[Data excerpts]
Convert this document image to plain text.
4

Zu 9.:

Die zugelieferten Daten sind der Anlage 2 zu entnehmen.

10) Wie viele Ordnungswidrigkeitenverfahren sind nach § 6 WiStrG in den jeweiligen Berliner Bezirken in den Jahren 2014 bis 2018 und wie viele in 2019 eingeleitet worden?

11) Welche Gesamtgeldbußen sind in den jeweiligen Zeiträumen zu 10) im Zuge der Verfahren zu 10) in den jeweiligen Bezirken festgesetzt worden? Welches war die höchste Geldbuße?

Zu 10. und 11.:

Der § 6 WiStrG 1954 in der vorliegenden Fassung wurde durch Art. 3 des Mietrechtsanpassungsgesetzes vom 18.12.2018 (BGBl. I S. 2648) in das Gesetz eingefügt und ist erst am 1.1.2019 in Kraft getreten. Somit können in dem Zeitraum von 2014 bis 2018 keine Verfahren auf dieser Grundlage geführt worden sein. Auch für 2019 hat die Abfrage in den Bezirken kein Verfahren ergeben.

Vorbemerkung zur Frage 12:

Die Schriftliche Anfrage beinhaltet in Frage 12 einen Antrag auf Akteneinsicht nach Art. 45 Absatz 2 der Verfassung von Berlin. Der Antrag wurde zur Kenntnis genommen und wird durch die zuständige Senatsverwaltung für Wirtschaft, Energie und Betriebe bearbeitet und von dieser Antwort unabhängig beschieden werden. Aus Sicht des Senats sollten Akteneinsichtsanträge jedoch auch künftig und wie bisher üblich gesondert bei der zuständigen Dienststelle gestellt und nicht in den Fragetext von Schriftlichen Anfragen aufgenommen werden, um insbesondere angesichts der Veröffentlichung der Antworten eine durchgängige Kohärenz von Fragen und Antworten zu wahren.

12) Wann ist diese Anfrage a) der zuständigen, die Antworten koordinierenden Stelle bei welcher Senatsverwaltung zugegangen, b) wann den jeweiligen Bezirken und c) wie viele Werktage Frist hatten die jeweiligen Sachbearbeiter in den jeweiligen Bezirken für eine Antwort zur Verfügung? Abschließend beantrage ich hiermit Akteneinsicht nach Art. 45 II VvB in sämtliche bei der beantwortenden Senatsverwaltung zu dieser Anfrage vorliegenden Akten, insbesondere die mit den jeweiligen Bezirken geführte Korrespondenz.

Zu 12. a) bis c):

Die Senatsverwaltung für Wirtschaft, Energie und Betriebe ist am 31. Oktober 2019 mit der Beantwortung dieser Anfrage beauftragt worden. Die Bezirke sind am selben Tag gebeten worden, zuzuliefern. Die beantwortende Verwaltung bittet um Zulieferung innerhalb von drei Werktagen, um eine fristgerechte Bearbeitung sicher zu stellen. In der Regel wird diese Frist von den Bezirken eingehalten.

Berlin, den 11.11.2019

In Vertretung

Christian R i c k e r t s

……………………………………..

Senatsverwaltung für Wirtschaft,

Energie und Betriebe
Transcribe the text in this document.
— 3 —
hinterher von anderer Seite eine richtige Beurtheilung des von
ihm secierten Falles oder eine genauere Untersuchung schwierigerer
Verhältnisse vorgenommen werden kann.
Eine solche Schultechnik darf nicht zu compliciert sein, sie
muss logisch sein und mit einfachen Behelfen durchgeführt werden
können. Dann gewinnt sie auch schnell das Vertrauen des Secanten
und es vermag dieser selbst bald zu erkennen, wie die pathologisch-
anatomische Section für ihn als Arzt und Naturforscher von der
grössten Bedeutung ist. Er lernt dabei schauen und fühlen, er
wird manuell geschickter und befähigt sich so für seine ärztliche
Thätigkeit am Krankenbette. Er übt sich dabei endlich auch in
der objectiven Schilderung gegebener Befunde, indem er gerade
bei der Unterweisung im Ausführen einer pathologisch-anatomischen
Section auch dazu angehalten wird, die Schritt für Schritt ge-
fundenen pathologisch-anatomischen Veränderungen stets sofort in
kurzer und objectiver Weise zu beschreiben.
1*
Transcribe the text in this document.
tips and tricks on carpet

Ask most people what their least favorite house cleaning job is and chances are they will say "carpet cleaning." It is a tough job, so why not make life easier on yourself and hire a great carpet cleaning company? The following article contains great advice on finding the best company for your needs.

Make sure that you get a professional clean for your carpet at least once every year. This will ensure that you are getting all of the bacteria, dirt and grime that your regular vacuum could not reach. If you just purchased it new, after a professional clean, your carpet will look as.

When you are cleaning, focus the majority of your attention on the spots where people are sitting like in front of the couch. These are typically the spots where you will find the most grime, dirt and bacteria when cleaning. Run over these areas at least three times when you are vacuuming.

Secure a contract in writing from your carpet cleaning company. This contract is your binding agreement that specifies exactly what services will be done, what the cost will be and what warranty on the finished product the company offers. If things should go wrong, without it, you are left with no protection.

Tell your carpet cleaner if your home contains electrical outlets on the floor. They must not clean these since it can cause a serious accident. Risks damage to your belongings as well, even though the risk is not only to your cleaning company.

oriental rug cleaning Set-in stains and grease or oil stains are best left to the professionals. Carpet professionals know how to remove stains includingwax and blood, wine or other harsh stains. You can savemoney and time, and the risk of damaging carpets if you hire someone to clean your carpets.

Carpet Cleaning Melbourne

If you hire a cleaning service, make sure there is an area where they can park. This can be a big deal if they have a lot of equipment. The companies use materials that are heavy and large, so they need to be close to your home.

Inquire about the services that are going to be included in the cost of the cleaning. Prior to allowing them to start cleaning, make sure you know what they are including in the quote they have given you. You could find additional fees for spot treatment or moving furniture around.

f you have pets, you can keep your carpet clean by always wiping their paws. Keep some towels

---

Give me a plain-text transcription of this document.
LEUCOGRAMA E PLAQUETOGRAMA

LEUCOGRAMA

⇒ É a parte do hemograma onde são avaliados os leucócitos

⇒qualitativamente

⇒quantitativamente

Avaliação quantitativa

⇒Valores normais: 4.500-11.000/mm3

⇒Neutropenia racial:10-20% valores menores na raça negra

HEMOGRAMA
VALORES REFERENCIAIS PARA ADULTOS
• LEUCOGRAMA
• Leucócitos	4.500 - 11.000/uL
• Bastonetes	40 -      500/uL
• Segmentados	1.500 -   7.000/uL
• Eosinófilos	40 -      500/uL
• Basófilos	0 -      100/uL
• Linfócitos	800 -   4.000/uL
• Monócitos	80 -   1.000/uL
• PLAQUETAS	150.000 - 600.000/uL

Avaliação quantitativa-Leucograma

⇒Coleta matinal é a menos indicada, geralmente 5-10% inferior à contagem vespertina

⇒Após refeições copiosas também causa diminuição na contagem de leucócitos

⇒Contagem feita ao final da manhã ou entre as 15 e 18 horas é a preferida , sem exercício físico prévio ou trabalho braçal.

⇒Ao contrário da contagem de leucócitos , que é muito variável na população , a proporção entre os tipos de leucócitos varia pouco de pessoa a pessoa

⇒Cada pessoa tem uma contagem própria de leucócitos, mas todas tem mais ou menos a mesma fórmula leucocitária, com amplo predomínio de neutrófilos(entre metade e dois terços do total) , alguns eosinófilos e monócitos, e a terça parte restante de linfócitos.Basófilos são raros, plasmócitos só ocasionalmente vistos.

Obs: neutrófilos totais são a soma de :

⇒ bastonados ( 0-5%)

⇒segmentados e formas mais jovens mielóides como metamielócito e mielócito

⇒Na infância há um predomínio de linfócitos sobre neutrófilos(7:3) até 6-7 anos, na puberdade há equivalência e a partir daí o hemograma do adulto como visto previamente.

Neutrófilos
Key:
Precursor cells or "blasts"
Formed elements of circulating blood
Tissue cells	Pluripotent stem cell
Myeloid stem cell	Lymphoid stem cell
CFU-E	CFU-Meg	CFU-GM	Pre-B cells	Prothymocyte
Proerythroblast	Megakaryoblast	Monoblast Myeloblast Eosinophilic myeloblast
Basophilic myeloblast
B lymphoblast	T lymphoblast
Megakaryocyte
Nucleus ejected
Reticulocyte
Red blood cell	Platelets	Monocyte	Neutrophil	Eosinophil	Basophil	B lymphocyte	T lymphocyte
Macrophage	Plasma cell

---

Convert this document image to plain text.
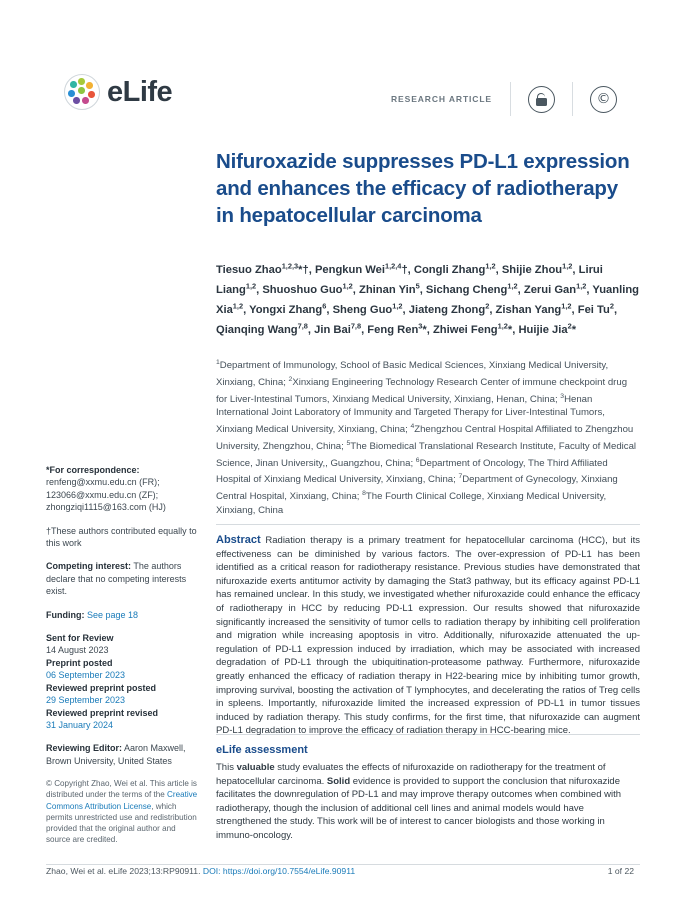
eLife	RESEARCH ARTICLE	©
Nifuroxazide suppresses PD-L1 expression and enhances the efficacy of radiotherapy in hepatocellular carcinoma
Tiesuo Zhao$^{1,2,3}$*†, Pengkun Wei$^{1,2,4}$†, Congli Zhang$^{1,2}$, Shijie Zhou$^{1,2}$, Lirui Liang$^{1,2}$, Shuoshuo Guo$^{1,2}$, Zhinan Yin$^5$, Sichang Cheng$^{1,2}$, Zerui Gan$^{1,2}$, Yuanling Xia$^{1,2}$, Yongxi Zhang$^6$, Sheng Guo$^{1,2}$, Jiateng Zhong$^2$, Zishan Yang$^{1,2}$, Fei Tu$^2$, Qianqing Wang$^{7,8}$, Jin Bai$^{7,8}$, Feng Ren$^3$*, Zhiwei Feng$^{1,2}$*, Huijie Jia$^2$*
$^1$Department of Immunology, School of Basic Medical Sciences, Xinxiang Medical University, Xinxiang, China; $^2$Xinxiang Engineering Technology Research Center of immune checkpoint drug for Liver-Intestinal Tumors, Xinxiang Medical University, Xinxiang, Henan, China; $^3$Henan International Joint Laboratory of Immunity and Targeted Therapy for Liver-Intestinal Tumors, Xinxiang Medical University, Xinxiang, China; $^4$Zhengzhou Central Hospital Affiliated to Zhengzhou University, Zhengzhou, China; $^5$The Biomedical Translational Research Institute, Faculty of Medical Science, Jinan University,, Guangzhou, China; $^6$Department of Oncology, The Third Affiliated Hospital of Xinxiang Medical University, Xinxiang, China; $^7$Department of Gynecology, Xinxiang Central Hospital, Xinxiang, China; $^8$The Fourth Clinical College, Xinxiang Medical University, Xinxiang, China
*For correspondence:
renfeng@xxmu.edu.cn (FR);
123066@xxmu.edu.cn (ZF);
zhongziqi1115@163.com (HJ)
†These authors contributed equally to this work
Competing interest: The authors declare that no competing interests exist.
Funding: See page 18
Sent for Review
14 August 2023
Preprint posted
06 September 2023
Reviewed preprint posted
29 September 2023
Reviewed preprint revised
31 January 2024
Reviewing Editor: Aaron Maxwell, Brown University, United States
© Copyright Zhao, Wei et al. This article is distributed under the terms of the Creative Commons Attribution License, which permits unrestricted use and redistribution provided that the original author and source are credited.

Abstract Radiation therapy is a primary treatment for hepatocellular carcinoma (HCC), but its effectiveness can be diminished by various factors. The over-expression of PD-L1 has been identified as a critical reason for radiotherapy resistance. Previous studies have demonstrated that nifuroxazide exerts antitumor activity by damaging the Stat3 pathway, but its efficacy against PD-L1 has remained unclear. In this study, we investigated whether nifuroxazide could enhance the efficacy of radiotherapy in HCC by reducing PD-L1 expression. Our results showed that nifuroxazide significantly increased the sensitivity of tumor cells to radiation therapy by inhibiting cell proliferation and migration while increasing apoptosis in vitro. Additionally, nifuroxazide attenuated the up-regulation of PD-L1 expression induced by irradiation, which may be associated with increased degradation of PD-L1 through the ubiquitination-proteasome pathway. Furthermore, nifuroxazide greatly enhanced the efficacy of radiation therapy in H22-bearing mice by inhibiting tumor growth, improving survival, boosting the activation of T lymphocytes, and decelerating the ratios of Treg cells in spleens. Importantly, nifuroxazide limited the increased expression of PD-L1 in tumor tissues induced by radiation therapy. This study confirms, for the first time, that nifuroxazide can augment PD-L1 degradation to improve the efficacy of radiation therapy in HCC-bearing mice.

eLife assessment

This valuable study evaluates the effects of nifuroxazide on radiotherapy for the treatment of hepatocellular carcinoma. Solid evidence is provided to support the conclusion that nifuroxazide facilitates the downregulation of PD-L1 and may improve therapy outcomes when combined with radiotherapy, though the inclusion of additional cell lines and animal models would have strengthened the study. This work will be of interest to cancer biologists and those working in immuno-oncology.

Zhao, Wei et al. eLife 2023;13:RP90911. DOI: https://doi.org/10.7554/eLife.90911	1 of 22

[Work item] Within these records, how many lines include the word "blood"? The reply should be that number alone.

[Task solution] 3